-------- INPUT ROWS --------

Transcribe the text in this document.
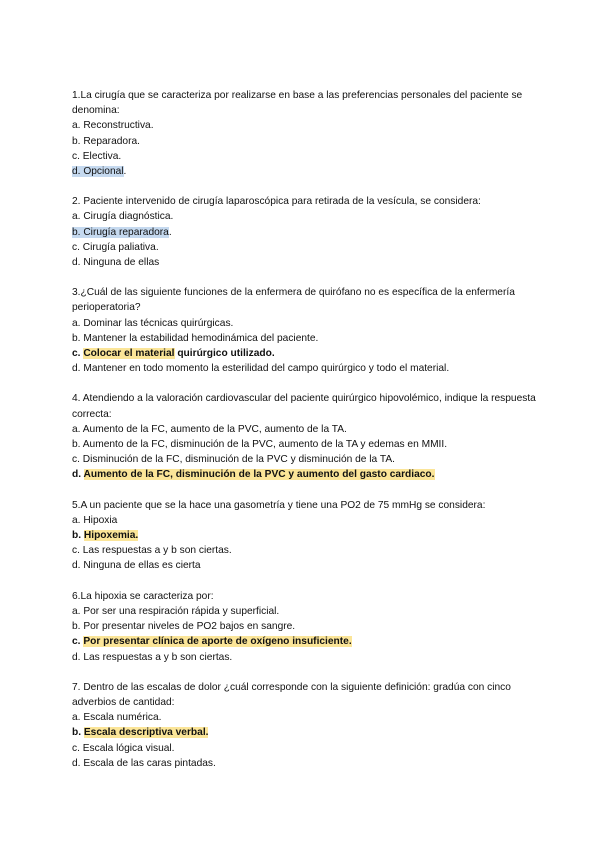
1.La cirugía que se caracteriza por realizarse en base a las preferencias personales del paciente se denomina:
a. Reconstructiva.
b. Reparadora.
c. Electiva.
d. Opcional.
2. Paciente intervenido de cirugía laparoscópica para retirada de la vesícula, se considera:
a. Cirugía diagnóstica.
b. Cirugía reparadora.
c. Cirugía paliativa.
d. Ninguna de ellas
3.¿Cuál de las siguiente funciones de la enfermera de quirófano no es específica de la enfermería perioperatoria?
a. Dominar las técnicas quirúrgicas.
b. Mantener la estabilidad hemodinámica del paciente.
c. Colocar el material quirúrgico utilizado.
d. Mantener en todo momento la esterilidad del campo quirúrgico y todo el material.
4. Atendiendo a la valoración cardiovascular del paciente quirúrgico hipovolémico, indique la respuesta correcta:
a. Aumento de la FC, aumento de la PVC, aumento de la TA.
b. Aumento de la FC, disminución de la PVC, aumento de la TA y edemas en MMII.
c. Disminución de la FC, disminución de la PVC y disminución de la TA.
d. Aumento de la FC, disminución de la PVC y aumento del gasto cardiaco.
5.A un paciente que se la hace una gasometría y tiene una PO2 de 75 mmHg se considera:
a. Hipoxia
b. Hipoxemia.
c. Las respuestas a y b son ciertas.
d. Ninguna de ellas es cierta
6.La hipoxia se caracteriza por:
a. Por ser una respiración rápida y superficial.
b. Por presentar niveles de PO2 bajos en sangre.
c. Por presentar clínica de aporte de oxígeno insuficiente.
d. Las respuestas a y b son ciertas.
7. Dentro de las escalas de dolor ¿cuál corresponde con la siguiente definición: gradúa con cinco adverbios de cantidad:
a. Escala numérica.
b. Escala descriptiva verbal.
c. Escala lógica visual.
d. Escala de las caras pintadas.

--------

[GIVEN PROBLEM] Find the lines containing "caracteriza" and list every one of them.

[RIGHT ANSWER]
1.La cirugía que se caracteriza por realizarse en base a las preferencias personales del paciente se denomina:
6.La hipoxia se caracteriza por:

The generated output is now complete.